Aim of the task:
Set down the material once more, exactly as it appears.

Chart and figure data:
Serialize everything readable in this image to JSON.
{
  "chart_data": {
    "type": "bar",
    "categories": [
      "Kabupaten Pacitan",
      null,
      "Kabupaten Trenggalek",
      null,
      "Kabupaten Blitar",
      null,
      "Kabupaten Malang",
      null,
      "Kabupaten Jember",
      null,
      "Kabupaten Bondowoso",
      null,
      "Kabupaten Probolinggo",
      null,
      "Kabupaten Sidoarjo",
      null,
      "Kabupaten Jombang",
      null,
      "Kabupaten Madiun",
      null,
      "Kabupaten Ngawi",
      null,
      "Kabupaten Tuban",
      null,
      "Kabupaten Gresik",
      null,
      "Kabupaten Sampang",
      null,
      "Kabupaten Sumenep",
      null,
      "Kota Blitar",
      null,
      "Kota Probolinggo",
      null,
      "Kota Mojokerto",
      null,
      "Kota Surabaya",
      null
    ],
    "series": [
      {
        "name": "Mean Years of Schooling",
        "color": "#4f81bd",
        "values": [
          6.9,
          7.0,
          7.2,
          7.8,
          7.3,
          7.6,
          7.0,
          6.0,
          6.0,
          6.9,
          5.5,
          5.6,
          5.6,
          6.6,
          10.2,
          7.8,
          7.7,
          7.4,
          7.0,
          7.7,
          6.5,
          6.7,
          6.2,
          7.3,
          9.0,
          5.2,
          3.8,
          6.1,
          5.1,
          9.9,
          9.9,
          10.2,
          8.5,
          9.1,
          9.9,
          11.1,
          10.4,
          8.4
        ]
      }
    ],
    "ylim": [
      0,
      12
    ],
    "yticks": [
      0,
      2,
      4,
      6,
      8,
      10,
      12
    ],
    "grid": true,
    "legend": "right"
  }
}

Completed task:
Serialize everything readable in this image to JSON.
{
  "chart_data": {
    "type": "bar",
    "categories": [
      "Kabupaten Pacitan",
      null,
      "Kabupaten Trenggalek",
      null,
      "Kabupaten Blitar",
      null,
      "Kabupaten Malang",
      null,
      "Kabupaten Jember",
      null,
      "Kabupaten Bondowoso",
      null,
      "Kabupaten Probolinggo",
      null,
      "Kabupaten Sidoarjo",
      null,
      "Kabupaten Jombang",
      null,
      "Kabupaten Madiun",
      null,
      "Kabupaten Ngawi",
      null,
      "Kabupaten Tuban",
      null,
      "Kabupaten Gresik",
      null,
      "Kabupaten Sampang",
      null,
      "Kabupaten Sumenep",
      null,
      "Kota Blitar",
      null,
      "Kota Probolinggo",
      null,
      "Kota Mojokerto",
      null,
      "Kota Surabaya",
      null
    ],
    "series": [
      {
        "name": "Mean Years of Schooling",
        "color": "#4f81bd",
        "values": [
          6.9,
          7.0,
          7.2,
          7.8,
          7.3,
          7.6,
          7.0,
          6.0,
          6.0,
          6.9,
          5.5,
          5.6,
          5.6,
          6.6,
          10.2,
          7.8,
          7.7,
          7.4,
          7.0,
          7.7,
          6.5,
          6.7,
          6.2,
          7.3,
          9.0,
          5.2,
          3.8,
          6.1,
          5.1,
          9.9,
          9.9,
          10.2,
          8.5,
          9.1,
          9.9,
          11.1,
          10.4,
          8.4
        ]
      }
    ],
    "ylim": [
      0,
      12
    ],
    "yticks": [
      0,
      2,
      4,
      6,
      8,
      10,
      12
    ],
    "grid": true,
    "legend": "right"
  }
}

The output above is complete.